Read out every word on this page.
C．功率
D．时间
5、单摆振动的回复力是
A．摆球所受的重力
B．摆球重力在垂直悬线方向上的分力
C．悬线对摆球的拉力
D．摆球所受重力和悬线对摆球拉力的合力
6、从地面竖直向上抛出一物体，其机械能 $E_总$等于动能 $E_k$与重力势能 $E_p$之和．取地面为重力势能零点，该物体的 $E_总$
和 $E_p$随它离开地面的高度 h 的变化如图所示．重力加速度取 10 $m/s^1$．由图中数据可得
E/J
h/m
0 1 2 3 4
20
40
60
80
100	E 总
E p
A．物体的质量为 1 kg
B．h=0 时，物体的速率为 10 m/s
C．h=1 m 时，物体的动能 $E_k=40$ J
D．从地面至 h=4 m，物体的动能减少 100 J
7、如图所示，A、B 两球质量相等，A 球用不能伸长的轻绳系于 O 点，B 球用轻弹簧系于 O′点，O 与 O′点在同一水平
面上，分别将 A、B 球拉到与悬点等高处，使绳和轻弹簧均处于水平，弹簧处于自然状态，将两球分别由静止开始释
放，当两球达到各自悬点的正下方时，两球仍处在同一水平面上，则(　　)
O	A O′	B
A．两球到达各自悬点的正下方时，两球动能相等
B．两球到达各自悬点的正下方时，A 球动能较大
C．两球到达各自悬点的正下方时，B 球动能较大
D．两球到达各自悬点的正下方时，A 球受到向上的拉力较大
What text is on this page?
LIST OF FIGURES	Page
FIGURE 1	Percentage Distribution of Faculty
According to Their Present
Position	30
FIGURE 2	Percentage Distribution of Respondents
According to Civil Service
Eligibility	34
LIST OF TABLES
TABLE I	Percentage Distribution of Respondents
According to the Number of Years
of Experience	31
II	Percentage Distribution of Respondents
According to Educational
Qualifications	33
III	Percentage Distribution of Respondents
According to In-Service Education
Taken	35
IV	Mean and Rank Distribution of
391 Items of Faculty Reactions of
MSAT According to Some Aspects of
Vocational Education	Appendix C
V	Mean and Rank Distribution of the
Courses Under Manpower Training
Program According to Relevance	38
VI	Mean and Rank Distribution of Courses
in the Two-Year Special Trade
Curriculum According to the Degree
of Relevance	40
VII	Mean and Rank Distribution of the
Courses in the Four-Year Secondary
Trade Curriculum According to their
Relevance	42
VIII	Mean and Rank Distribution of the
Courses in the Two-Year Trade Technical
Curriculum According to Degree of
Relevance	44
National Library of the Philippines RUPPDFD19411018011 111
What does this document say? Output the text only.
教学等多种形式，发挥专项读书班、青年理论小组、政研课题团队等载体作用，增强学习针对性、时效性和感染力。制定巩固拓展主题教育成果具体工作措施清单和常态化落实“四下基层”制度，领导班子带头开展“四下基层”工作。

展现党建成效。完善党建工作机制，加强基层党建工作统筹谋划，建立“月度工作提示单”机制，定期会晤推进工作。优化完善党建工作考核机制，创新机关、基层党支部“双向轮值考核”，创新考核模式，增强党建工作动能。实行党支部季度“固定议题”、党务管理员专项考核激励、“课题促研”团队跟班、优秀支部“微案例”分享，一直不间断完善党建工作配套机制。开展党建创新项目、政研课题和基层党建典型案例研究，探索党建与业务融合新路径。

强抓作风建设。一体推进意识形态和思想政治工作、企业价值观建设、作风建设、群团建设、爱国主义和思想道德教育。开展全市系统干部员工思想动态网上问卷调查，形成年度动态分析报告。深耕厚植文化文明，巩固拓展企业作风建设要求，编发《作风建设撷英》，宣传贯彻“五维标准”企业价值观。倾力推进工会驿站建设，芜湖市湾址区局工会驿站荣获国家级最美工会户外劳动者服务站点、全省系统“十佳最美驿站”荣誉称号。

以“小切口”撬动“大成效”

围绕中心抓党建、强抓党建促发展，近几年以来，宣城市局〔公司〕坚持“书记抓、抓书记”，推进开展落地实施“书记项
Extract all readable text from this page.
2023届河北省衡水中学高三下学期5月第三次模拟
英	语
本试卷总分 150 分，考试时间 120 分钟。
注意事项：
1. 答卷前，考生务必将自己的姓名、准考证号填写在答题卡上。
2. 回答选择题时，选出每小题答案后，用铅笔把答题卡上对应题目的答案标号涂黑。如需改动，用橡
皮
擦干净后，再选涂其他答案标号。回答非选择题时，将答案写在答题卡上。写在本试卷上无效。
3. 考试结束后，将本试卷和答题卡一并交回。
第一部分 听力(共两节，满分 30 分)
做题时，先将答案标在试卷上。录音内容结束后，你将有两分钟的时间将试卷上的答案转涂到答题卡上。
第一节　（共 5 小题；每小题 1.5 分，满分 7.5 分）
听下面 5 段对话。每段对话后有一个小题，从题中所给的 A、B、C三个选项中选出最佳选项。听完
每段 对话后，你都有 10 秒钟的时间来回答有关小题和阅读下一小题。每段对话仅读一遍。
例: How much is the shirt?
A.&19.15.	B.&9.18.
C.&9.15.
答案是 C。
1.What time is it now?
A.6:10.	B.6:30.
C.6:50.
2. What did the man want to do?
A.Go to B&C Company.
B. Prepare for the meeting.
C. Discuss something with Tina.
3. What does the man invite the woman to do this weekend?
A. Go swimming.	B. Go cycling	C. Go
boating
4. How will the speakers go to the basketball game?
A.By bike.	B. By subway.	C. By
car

**What is required**
Go through the records and print each one exactly.

**Task response**
Read out every word on this page.
C．功率
D．时间
5、单摆振动的回复力是
A．摆球所受的重力
B．摆球重力在垂直悬线方向上的分力
C．悬线对摆球的拉力
D．摆球所受重力和悬线对摆球拉力的合力
6、从地面竖直向上抛出一物体，其机械能 $E_总$等于动能 $E_k$与重力势能 $E_p$之和．取地面为重力势能零点，该物体的 $E_总$
和 $E_p$随它离开地面的高度 h 的变化如图所示．重力加速度取 10 $m/s^1$．由图中数据可得
E/J
h/m
0 1 2 3 4
20
40
60
80
100	E 总
E p
A．物体的质量为 1 kg
B．h=0 时，物体的速率为 10 m/s
C．h=1 m 时，物体的动能 $E_k=40$ J
D．从地面至 h=4 m，物体的动能减少 100 J
7、如图所示，A、B 两球质量相等，A 球用不能伸长的轻绳系于 O 点，B 球用轻弹簧系于 O′点，O 与 O′点在同一水平
面上，分别将 A、B 球拉到与悬点等高处，使绳和轻弹簧均处于水平，弹簧处于自然状态，将两球分别由静止开始释
放，当两球达到各自悬点的正下方时，两球仍处在同一水平面上，则(　　)
O	A O′	B
A．两球到达各自悬点的正下方时，两球动能相等
B．两球到达各自悬点的正下方时，A 球动能较大
C．两球到达各自悬点的正下方时，B 球动能较大
D．两球到达各自悬点的正下方时，A 球受到向上的拉力较大
What text is on this page?
LIST OF FIGURES	Page
FIGURE 1	Percentage Distribution of Faculty
According to Their Present
Position	30
FIGURE 2	Percentage Distribution of Respondents
According to Civil Service
Eligibility	34
LIST OF TABLES
TABLE I	Percentage Distribution of Respondents
According to the Number of Years
of Experience	31
II	Percentage Distribution of Respondents
According to Educational
Qualifications	33
III	Percentage Distribution of Respondents
According to In-Service Education
Taken	35
IV	Mean and Rank Distribution of
391 Items of Faculty Reactions of
MSAT According to Some Aspects of
Vocational Education	Appendix C
V	Mean and Rank Distribution of the
Courses Under Manpower Training
Program According to Relevance	38
VI	Mean and Rank Distribution of Courses
in the Two-Year Special Trade
Curriculum According to the Degree
of Relevance	40
VII	Mean and Rank Distribution of the
Courses in the Four-Year Secondary
Trade Curriculum According to their
Relevance	42
VIII	Mean and Rank Distribution of the
Courses in the Two-Year Trade Technical
Curriculum According to Degree of
Relevance	44
National Library of the Philippines RUPPDFD19411018011 111
What does this document say? Output the text only.
教学等多种形式，发挥专项读书班、青年理论小组、政研课题团队等载体作用，增强学习针对性、时效性和感染力。制定巩固拓展主题教育成果具体工作措施清单和常态化落实“四下基层”制度，领导班子带头开展“四下基层”工作。

展现党建成效。完善党建工作机制，加强基层党建工作统筹谋划，建立“月度工作提示单”机制，定期会晤推进工作。优化完善党建工作考核机制，创新机关、基层党支部“双向轮值考核”，创新考核模式，增强党建工作动能。实行党支部季度“固定议题”、党务管理员专项考核激励、“课题促研”团队跟班、优秀支部“微案例”分享，一直不间断完善党建工作配套机制。开展党建创新项目、政研课题和基层党建典型案例研究，探索党建与业务融合新路径。

强抓作风建设。一体推进意识形态和思想政治工作、企业价值观建设、作风建设、群团建设、爱国主义和思想道德教育。开展全市系统干部员工思想动态网上问卷调查，形成年度动态分析报告。深耕厚植文化文明，巩固拓展企业作风建设要求，编发《作风建设撷英》，宣传贯彻“五维标准”企业价值观。倾力推进工会驿站建设，芜湖市湾址区局工会驿站荣获国家级最美工会户外劳动者服务站点、全省系统“十佳最美驿站”荣誉称号。

以“小切口”撬动“大成效”

围绕中心抓党建、强抓党建促发展，近几年以来，宣城市局〔公司〕坚持“书记抓、抓书记”，推进开展落地实施“书记项
Extract all readable text from this page.
2023届河北省衡水中学高三下学期5月第三次模拟
英	语
本试卷总分 150 分，考试时间 120 分钟。
注意事项：
1. 答卷前，考生务必将自己的姓名、准考证号填写在答题卡上。
2. 回答选择题时，选出每小题答案后，用铅笔把答题卡上对应题目的答案标号涂黑。如需改动，用橡
皮
擦干净后，再选涂其他答案标号。回答非选择题时，将答案写在答题卡上。写在本试卷上无效。
3. 考试结束后，将本试卷和答题卡一并交回。
第一部分 听力(共两节，满分 30 分)
做题时，先将答案标在试卷上。录音内容结束后，你将有两分钟的时间将试卷上的答案转涂到答题卡上。
第一节　（共 5 小题；每小题 1.5 分，满分 7.5 分）
听下面 5 段对话。每段对话后有一个小题，从题中所给的 A、B、C三个选项中选出最佳选项。听完
每段 对话后，你都有 10 秒钟的时间来回答有关小题和阅读下一小题。每段对话仅读一遍。
例: How much is the shirt?
A.&19.15.	B.&9.18.
C.&9.15.
答案是 C。
1.What time is it now?
A.6:10.	B.6:30.
C.6:50.
2. What did the man want to do?
A.Go to B&C Company.
B. Prepare for the meeting.
C. Discuss something with Tina.
3. What does the man invite the woman to do this weekend?
A. Go swimming.	B. Go cycling	C. Go
boating
4. How will the speakers go to the basketball game?
A.By bike.	B. By subway.	C. By
car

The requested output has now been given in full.